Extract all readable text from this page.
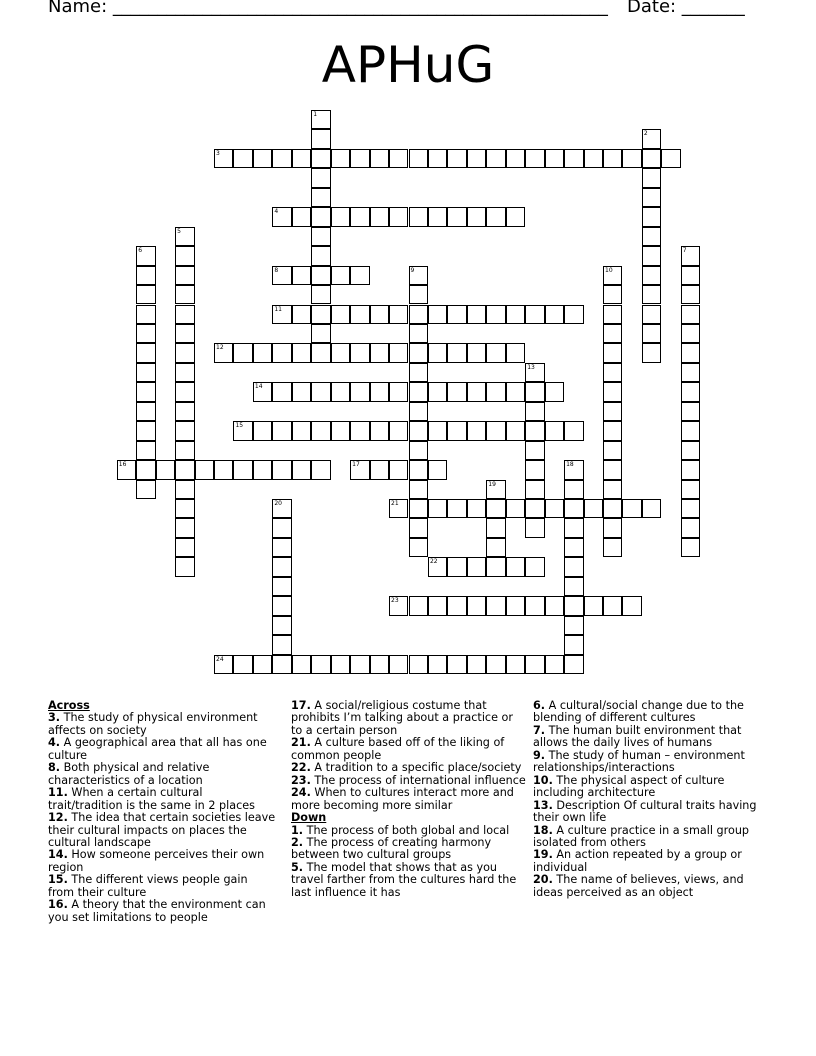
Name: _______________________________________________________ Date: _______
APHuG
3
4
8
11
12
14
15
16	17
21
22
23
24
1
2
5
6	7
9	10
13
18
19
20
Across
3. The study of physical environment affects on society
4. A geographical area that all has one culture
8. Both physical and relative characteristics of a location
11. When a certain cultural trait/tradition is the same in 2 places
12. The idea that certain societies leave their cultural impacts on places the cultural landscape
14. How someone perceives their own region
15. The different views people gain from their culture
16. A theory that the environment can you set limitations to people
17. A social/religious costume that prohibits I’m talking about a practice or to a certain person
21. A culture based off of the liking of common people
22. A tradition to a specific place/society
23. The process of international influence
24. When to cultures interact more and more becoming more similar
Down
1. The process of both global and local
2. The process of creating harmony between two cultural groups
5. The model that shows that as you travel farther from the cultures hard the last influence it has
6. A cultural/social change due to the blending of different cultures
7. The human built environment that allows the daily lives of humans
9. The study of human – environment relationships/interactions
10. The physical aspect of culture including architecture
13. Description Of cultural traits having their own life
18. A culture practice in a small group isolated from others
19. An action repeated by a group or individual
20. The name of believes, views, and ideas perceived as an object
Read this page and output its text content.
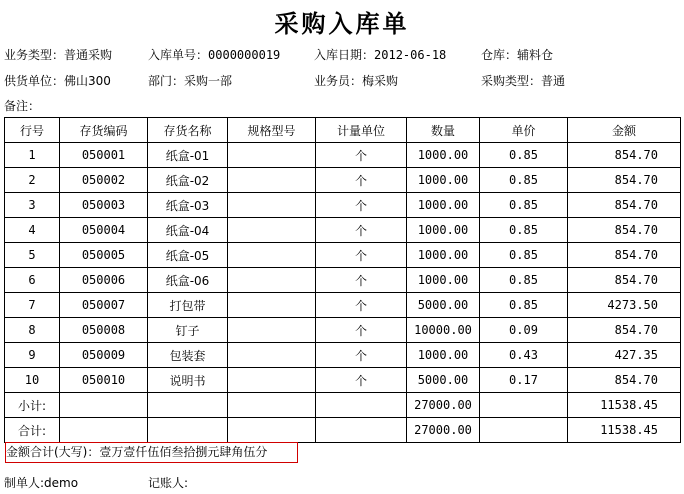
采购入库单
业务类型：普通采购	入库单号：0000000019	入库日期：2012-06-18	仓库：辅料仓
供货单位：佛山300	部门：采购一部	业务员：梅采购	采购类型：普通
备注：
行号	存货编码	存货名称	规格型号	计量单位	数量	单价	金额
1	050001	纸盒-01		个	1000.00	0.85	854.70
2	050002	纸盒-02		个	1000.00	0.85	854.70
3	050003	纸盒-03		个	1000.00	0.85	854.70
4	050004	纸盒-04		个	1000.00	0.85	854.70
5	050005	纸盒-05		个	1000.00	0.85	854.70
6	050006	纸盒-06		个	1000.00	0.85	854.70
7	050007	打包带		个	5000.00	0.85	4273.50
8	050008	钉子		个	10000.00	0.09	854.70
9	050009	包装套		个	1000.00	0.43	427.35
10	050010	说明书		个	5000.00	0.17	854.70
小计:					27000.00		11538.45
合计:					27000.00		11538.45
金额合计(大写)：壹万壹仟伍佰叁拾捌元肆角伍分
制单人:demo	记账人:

•••

Quote all the lines above exactly as given. Do not include the pictures.

Extract all readable text from this page.
Name: _______________________________________________________ Date: _______
APHuG
3
4
8
11
12
14
15
16	17
21
22
23
24
1
2
5
6	7
9	10
13
18
19
20
Across
3. The study of physical environment affects on society
4. A geographical area that all has one culture
8. Both physical and relative characteristics of a location
11. When a certain cultural trait/tradition is the same in 2 places
12. The idea that certain societies leave their cultural impacts on places the cultural landscape
14. How someone perceives their own region
15. The different views people gain from their culture
16. A theory that the environment can you set limitations to people
17. A social/religious costume that prohibits I’m talking about a practice or to a certain person
21. A culture based off of the liking of common people
22. A tradition to a specific place/society
23. The process of international influence
24. When to cultures interact more and more becoming more similar
Down
1. The process of both global and local
2. The process of creating harmony between two cultural groups
5. The model that shows that as you travel farther from the cultures hard the last influence it has
6. A cultural/social change due to the blending of different cultures
7. The human built environment that allows the daily lives of humans
9. The study of human – environment relationships/interactions
10. The physical aspect of culture including architecture
13. Description Of cultural traits having their own life
18. A culture practice in a small group isolated from others
19. An action repeated by a group or individual
20. The name of believes, views, and ideas perceived as an object
Read this page and output its text content.
采购入库单
业务类型：普通采购	入库单号：0000000019	入库日期：2012-06-18	仓库：辅料仓
供货单位：佛山300	部门：采购一部	业务员：梅采购	采购类型：普通
备注：
行号	存货编码	存货名称	规格型号	计量单位	数量	单价	金额
1	050001	纸盒-01		个	1000.00	0.85	854.70
2	050002	纸盒-02		个	1000.00	0.85	854.70
3	050003	纸盒-03		个	1000.00	0.85	854.70
4	050004	纸盒-04		个	1000.00	0.85	854.70
5	050005	纸盒-05		个	1000.00	0.85	854.70
6	050006	纸盒-06		个	1000.00	0.85	854.70
7	050007	打包带		个	5000.00	0.85	4273.50
8	050008	钉子		个	10000.00	0.09	854.70
9	050009	包装套		个	1000.00	0.43	427.35
10	050010	说明书		个	5000.00	0.17	854.70
小计:					27000.00		11538.45
合计:					27000.00		11538.45
金额合计(大写)：壹万壹仟伍佰叁拾捌元肆角伍分
制单人:demo	记账人:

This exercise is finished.